## Exercise goal
Rename "next-button" to "continue-button" in everything from the start of the data down to the line containing "cancel-button[interactable]: 取消 [649, 207, 788, 235]", both ends included. Reproduce those lines with every other detail unchanged.

[Spatial annotation data]
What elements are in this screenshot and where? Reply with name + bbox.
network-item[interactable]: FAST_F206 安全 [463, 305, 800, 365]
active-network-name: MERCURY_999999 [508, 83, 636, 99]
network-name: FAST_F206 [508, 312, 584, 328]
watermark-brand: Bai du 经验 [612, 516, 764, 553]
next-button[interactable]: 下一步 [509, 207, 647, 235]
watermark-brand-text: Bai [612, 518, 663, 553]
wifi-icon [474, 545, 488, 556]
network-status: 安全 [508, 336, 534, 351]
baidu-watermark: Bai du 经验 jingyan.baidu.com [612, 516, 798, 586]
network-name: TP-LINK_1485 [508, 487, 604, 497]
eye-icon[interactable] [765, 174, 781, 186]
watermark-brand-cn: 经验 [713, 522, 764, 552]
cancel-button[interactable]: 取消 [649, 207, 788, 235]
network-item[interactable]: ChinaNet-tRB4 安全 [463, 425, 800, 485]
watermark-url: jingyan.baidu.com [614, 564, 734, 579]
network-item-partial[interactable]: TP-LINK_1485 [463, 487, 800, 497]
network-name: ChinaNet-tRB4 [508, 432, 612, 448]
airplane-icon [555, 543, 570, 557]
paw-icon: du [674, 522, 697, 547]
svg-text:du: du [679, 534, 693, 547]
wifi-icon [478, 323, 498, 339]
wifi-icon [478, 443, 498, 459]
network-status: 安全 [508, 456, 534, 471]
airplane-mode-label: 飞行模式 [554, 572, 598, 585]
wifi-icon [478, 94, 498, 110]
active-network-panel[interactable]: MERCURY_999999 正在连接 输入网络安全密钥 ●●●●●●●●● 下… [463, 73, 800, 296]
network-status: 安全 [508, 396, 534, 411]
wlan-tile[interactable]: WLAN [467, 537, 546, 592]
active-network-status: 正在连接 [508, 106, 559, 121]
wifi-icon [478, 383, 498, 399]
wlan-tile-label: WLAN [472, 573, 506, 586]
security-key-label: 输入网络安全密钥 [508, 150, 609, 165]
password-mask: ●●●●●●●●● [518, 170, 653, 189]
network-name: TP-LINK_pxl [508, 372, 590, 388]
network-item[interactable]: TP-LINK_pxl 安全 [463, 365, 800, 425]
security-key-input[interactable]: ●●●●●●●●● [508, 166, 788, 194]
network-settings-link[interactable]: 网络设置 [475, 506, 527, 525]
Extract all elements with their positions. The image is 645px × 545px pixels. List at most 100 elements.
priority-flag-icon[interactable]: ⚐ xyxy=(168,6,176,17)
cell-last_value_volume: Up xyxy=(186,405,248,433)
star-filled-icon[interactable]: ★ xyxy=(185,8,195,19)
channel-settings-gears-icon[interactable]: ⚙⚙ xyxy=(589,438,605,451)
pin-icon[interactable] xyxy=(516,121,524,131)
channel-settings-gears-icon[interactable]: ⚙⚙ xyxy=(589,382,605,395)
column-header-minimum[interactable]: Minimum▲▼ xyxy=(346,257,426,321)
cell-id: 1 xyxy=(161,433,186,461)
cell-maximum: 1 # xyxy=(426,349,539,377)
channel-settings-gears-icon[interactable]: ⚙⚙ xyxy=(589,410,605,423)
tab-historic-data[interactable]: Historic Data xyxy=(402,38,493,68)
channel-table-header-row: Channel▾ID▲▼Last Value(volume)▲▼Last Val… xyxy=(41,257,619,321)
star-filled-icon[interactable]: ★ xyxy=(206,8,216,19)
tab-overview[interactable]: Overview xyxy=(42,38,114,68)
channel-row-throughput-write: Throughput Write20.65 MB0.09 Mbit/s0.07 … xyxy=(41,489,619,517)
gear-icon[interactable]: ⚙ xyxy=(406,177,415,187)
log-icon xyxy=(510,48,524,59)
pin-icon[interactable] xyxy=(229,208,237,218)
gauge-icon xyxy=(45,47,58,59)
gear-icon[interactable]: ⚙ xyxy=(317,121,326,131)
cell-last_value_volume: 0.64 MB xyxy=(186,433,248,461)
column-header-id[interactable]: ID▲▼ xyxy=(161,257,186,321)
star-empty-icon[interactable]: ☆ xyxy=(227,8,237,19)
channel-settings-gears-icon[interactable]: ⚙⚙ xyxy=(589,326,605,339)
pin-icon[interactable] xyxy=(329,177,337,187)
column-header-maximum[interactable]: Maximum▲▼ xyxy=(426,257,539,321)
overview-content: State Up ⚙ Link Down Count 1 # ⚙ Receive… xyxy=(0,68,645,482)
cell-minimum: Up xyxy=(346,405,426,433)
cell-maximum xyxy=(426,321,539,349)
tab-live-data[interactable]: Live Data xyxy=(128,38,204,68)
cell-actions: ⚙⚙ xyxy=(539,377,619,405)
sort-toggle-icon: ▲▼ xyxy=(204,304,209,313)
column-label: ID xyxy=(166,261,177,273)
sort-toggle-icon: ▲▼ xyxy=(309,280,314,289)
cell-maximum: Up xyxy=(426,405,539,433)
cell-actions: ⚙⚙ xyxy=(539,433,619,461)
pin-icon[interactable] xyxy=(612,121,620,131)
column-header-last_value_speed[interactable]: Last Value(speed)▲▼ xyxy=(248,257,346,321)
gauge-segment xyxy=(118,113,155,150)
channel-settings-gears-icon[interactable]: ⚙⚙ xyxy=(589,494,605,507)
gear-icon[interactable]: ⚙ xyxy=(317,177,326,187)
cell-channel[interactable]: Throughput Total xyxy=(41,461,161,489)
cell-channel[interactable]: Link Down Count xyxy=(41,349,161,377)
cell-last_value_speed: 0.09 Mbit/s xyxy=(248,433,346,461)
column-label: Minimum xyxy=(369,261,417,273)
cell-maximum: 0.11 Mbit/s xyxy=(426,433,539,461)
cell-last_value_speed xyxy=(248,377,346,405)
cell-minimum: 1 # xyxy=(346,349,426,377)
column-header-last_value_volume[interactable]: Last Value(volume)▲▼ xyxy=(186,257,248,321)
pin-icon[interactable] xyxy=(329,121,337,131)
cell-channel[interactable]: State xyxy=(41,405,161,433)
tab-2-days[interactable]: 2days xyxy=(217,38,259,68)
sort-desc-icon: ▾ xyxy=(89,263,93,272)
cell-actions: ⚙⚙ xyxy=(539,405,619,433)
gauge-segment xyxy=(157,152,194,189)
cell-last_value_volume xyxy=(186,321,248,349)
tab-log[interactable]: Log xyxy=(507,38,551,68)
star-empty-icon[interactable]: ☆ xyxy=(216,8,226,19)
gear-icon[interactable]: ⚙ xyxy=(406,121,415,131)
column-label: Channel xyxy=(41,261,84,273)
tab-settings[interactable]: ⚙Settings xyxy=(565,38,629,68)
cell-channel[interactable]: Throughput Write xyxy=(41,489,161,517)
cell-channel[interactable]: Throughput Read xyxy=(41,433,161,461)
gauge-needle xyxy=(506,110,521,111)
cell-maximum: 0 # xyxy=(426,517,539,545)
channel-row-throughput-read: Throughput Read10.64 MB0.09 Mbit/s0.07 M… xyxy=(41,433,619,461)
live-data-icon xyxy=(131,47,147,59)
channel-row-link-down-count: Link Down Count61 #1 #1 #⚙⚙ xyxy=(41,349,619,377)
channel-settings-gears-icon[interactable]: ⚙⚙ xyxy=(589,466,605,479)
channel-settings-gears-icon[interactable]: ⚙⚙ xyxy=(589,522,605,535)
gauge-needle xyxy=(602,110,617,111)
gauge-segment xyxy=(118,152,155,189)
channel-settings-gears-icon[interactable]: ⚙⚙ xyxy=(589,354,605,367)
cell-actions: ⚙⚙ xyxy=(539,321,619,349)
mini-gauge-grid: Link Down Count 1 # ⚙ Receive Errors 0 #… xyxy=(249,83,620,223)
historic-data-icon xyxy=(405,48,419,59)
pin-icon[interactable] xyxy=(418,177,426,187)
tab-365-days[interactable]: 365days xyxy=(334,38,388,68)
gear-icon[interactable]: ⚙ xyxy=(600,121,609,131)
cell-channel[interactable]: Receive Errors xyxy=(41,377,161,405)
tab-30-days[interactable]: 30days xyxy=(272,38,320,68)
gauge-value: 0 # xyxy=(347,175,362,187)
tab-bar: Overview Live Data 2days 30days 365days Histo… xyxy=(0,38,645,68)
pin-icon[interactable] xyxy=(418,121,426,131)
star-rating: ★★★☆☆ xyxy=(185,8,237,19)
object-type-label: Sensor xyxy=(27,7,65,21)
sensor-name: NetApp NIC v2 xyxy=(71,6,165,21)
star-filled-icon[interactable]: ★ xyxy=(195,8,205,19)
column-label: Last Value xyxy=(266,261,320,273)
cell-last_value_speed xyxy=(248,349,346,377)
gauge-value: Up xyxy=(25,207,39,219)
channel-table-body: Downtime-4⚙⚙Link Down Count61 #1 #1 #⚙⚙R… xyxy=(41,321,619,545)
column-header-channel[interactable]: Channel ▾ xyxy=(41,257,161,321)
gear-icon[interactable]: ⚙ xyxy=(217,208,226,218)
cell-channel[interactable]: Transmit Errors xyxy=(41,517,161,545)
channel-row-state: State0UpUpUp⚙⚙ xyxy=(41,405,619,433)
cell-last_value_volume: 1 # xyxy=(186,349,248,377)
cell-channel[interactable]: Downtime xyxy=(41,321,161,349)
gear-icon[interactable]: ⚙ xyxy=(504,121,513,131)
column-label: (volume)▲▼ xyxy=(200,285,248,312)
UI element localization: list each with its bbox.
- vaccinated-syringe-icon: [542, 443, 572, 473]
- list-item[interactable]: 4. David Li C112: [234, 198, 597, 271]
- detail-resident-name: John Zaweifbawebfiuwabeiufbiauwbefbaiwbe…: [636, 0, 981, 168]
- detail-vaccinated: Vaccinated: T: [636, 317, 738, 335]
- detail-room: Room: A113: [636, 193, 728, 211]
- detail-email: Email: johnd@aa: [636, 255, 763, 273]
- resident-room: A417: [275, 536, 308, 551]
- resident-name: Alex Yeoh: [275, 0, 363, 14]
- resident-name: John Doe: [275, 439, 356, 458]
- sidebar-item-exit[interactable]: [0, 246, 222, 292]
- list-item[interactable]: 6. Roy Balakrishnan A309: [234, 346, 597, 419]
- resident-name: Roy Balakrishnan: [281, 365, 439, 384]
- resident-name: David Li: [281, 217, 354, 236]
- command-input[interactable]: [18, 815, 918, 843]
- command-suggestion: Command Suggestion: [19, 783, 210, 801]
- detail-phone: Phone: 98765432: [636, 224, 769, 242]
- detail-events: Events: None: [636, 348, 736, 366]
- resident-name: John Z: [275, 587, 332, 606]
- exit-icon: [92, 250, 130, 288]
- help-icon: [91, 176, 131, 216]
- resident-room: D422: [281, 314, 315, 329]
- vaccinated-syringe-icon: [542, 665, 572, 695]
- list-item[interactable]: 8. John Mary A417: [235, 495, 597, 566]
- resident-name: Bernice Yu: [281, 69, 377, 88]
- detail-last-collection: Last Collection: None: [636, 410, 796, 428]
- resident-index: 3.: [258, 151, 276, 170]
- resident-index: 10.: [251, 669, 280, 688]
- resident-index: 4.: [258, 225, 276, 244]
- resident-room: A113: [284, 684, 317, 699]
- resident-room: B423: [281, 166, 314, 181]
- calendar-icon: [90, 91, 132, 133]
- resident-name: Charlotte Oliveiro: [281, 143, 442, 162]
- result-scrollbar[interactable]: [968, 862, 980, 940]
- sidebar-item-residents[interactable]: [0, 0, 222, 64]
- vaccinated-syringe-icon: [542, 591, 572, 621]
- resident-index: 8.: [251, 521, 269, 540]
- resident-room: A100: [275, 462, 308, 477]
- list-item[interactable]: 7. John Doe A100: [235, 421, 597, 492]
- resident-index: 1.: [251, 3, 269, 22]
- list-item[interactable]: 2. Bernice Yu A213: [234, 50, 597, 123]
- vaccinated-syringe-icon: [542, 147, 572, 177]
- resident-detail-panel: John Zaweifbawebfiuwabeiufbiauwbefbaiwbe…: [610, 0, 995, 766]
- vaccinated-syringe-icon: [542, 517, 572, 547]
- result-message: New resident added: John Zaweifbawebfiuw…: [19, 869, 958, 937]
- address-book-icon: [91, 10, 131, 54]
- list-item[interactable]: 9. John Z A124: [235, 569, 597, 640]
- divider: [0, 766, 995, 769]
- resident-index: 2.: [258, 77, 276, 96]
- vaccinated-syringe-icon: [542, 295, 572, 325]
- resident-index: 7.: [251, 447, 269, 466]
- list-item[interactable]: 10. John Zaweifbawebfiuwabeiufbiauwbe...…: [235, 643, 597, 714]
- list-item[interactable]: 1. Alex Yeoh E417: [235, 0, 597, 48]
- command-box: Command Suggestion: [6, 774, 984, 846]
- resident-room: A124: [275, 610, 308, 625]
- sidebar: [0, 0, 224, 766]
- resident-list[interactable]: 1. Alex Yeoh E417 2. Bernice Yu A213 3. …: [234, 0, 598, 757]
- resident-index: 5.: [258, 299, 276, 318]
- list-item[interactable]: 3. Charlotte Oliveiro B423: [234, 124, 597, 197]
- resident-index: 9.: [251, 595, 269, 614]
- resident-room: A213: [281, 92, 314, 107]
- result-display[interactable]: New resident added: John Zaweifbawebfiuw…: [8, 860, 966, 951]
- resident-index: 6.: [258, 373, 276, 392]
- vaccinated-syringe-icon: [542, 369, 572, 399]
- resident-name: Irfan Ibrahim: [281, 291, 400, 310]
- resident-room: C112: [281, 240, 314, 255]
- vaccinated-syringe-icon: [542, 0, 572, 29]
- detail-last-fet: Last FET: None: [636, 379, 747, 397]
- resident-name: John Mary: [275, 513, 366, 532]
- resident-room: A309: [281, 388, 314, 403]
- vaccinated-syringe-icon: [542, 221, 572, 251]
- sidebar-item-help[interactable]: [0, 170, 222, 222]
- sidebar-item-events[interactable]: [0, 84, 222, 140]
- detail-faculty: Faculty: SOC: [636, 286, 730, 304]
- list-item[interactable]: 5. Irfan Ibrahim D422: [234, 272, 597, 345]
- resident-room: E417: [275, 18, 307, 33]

## Worked solution
What elements are in this screenshot and where? Reply with name + bbox.
network-item[interactable]: FAST_F206 安全 [463, 305, 800, 365]
active-network-name: MERCURY_999999 [508, 83, 636, 99]
network-name: FAST_F206 [508, 312, 584, 328]
watermark-brand: Bai du 经验 [612, 516, 764, 553]
continue-button[interactable]: 下一步 [509, 207, 647, 235]
watermark-brand-text: Bai [612, 518, 663, 553]
wifi-icon [474, 545, 488, 556]
network-status: 安全 [508, 336, 534, 351]
baidu-watermark: Bai du 经验 jingyan.baidu.com [612, 516, 798, 586]
network-name: TP-LINK_1485 [508, 487, 604, 497]
eye-icon[interactable] [765, 174, 781, 186]
watermark-brand-cn: 经验 [713, 522, 764, 552]
cancel-button[interactable]: 取消 [649, 207, 788, 235]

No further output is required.